-- Begin DATASET CONTENT --

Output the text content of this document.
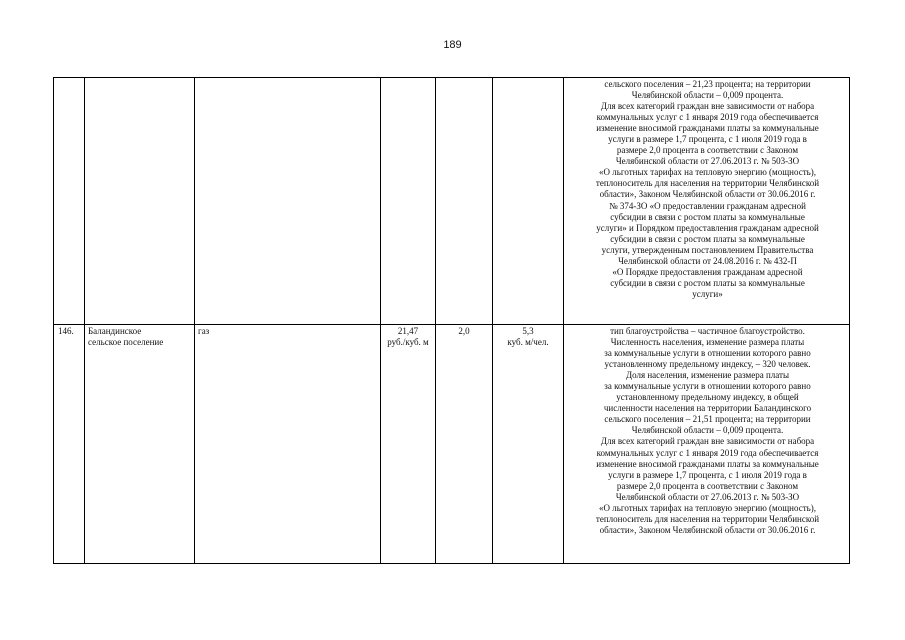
189
сельского поселения – 21,23 процента; на территории
Челябинской области – 0,009 процента.
Для всех категорий граждан вне зависимости от набора
коммунальных услуг с 1 января 2019 года обеспечивается
изменение вносимой гражданами платы за коммунальные
услуги в размере 1,7 процента, с 1 июля 2019 года в
размере 2,0 процента в соответствии с Законом
Челябинской области от 27.06.2013 г. № 503-ЗО
«О льготных тарифах на тепловую энергию (мощность),
теплоноситель для населения на территории Челябинской
области», Законом Челябинской области от 30.06.2016 г.
№ 374-ЗО «О предоставлении гражданам адресной
субсидии в связи с ростом платы за коммунальные
услуги» и Порядком предоставления гражданам адресной
субсидии в связи с ростом платы за коммунальные
услуги, утвержденным постановлением Правительства
Челябинской области от 24.08.2016 г. № 432-П
«О Порядке предоставления гражданам адресной
субсидии в связи с ростом платы за коммунальные
услуги»
146. Баландинское
сельское поселение
газ	21,47
руб./куб. м
2,0	5,3
куб. м/чел.
тип благоустройства – частичное благоустройство.
Численность населения, изменение размера платы
за коммунальные услуги в отношении которого равно
установленному предельному индексу, – 320 человек.
Доля населения, изменение размера платы
за коммунальные услуги в отношении которого равно
установленному предельному индексу, в общей
численности населения на территории Баландинского
сельского поселения – 21,51 процента; на территории
Челябинской области – 0,009 процента.
Для всех категорий граждан вне зависимости от набора
коммунальных услуг с 1 января 2019 года обеспечивается
изменение вносимой гражданами платы за коммунальные
услуги в размере 1,7 процента, с 1 июля 2019 года в
размере 2,0 процента в соответствии с Законом
Челябинской области от 27.06.2013 г. № 503-ЗО
«О льготных тарифах на тепловую энергию (мощность),
теплоноситель для населения на территории Челябинской
области», Законом Челябинской области от 30.06.2016 г.
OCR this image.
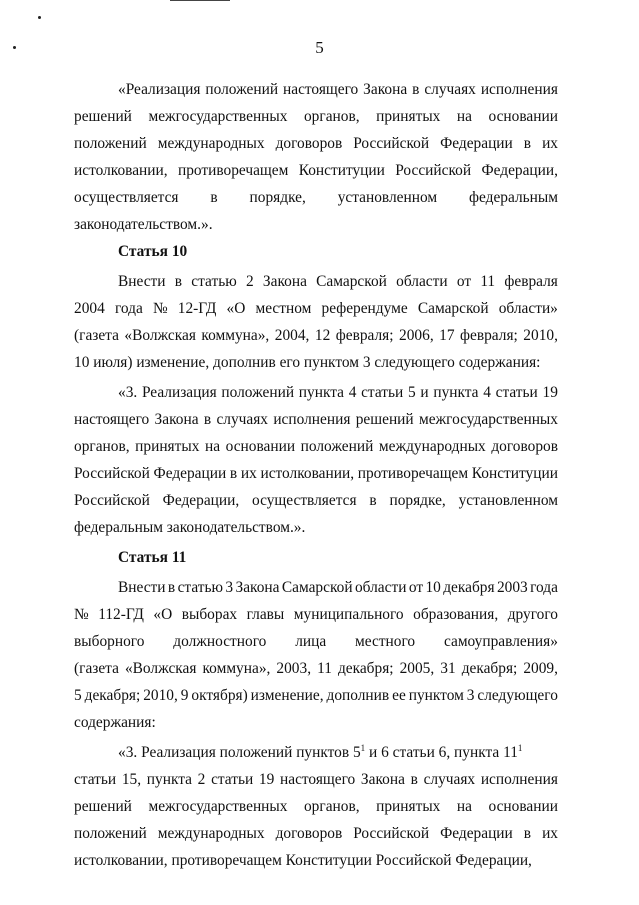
5

«Реализация положений настоящего Закона в случаях исполнения
решений межгосударственных органов, принятых на основании
положений международных договоров Российской Федерации в их
истолковании, противоречащем Конституции Российской Федерации,
осуществляется в порядке, установленном федеральным
законодательством.».

Статья 10

Внести в статью 2 Закона Самарской области от 11 февраля
2004 года № 12-ГД «О местном референдуме Самарской области»
(газета «Волжская коммуна», 2004, 12 февраля; 2006, 17 февраля; 2010,
10 июля) изменение, дополнив его пунктом 3 следующего содержания:

«3. Реализация положений пункта 4 статьи 5 и пункта 4 статьи 19
настоящего Закона в случаях исполнения решений межгосударственных
органов, принятых на основании положений международных договоров
Российской Федерации в их истолковании, противоречащем Конституции
Российской Федерации, осуществляется в порядке, установленном
федеральным законодательством.».

Статья 11

Внести в статью 3 Закона Самарской области от 10 декабря 2003 года
№ 112-ГД «О выборах главы муниципального образования, другого
выборного должностного лица местного самоуправления»
(газета «Волжская коммуна», 2003, 11 декабря; 2005, 31 декабря; 2009,
5 декабря; 2010, 9 октября) изменение, дополнив ее пунктом 3 следующего
содержания:

«3. Реализация положений пунктов $5^1$ и 6 статьи 6, пункта $11^1$
статьи 15, пункта 2 статьи 19 настоящего Закона в случаях исполнения
решений межгосударственных органов, принятых на основании
положений международных договоров Российской Федерации в их
истолковании, противоречащем Конституции Российской Федерации,
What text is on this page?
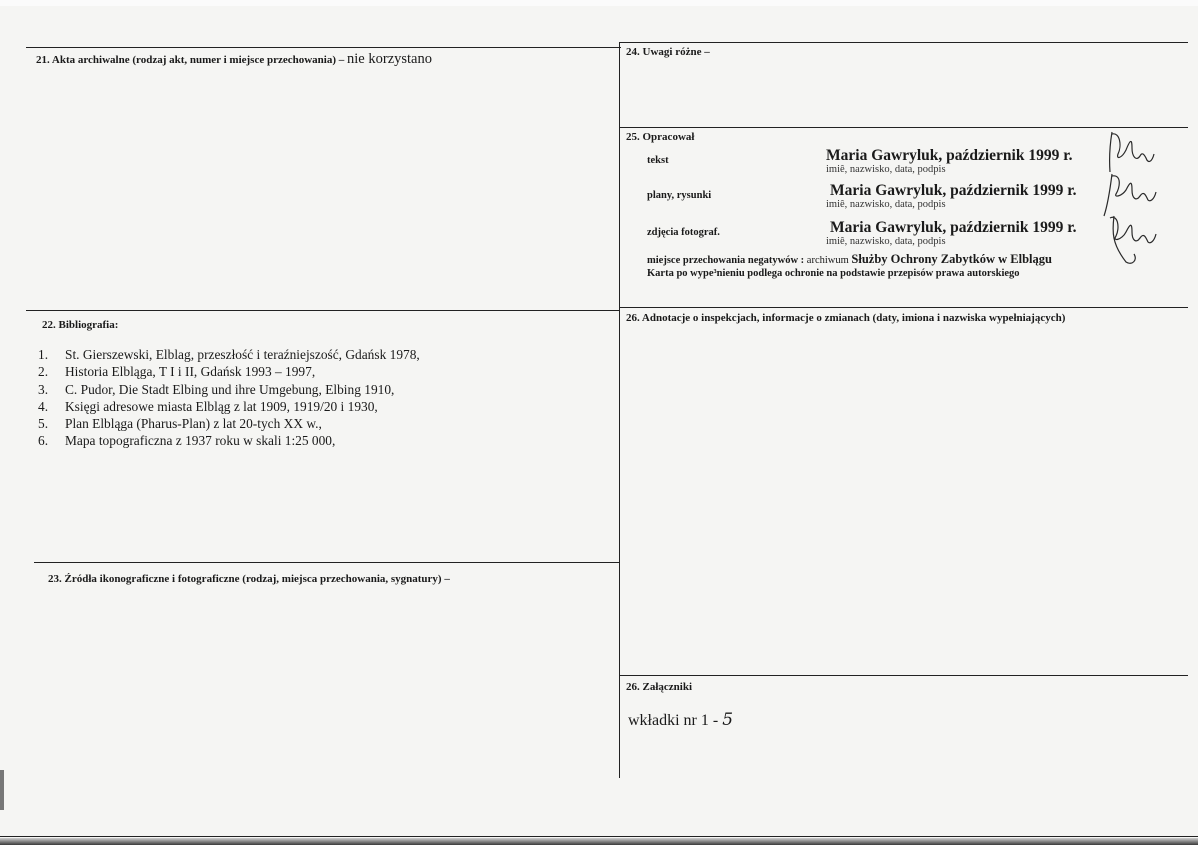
21. Akta archiwalne (rodzaj akt, numer i miejsce przechowania) – nie korzystano	24. Uwagi różne –
25. Opracował
tekst	Maria Gawryluk, październik 1999 r.
imiê, nazwisko, data, podpis
plany, rysunki	Maria Gawryluk, październik 1999 r.
imiê, nazwisko, data, podpis
zdjęcia fotograf.	Maria Gawryluk, październik 1999 r.
imiê, nazwisko, data, podpis
miejsce przechowania negatywów : archiwum Służby Ochrony Zabytków w Elblągu
Karta po wype³nieniu podlega ochronie na podstawie przepisów prawa autorskiego
22. Bibliografia:
1.	St. Gierszewski, Elblag, przeszłość i teraźniejszość, Gdańsk 1978,
2.	Historia Elbląga, T I i II, Gdańsk 1993 – 1997,
3.	C. Pudor, Die Stadt Elbing und ihre Umgebung, Elbing 1910,
4.	Księgi adresowe miasta Elbląg z lat 1909, 1919/20 i 1930,
5.	Plan Elbląga (Pharus-Plan) z lat 20-tych XX w.,
6.	Mapa topograficzna z 1937 roku w skali 1:25 000,
26. Adnotacje o inspekcjach, informacje o zmianach (daty, imiona i nazwiska wypełniających)
23. Źródła ikonograficzne i fotograficzne (rodzaj, miejsca przechowania, sygnatury) –
26. Załączniki
wkładki nr 1 - 5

-- End DATASET CONTENT --

INSTRUCTION: State how many lines of the listing include "содержания", and nothing more.

IN RESPONSE: 2